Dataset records

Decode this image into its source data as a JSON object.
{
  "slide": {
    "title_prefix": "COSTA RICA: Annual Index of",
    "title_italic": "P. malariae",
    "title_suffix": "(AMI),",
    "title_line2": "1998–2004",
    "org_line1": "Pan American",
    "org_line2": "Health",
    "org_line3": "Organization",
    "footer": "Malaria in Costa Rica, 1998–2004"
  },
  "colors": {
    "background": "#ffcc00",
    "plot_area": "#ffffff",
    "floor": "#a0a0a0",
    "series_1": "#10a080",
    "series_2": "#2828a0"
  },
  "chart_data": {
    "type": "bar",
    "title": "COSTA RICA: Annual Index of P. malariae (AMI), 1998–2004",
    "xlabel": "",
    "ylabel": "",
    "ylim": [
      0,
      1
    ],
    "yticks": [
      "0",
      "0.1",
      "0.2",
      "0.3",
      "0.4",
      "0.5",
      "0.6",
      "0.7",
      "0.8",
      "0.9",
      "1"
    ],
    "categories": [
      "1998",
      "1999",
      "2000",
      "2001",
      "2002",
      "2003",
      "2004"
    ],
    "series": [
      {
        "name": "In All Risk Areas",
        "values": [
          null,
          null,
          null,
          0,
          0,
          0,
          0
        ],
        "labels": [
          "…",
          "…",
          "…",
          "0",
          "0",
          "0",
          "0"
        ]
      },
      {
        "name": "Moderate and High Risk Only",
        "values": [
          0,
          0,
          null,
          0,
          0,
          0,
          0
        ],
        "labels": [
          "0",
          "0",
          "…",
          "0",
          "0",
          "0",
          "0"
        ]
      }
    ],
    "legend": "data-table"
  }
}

[Task brief]: The answer is a single number, the count of lines in the records that contain the string "Annual".

[The reply]: 2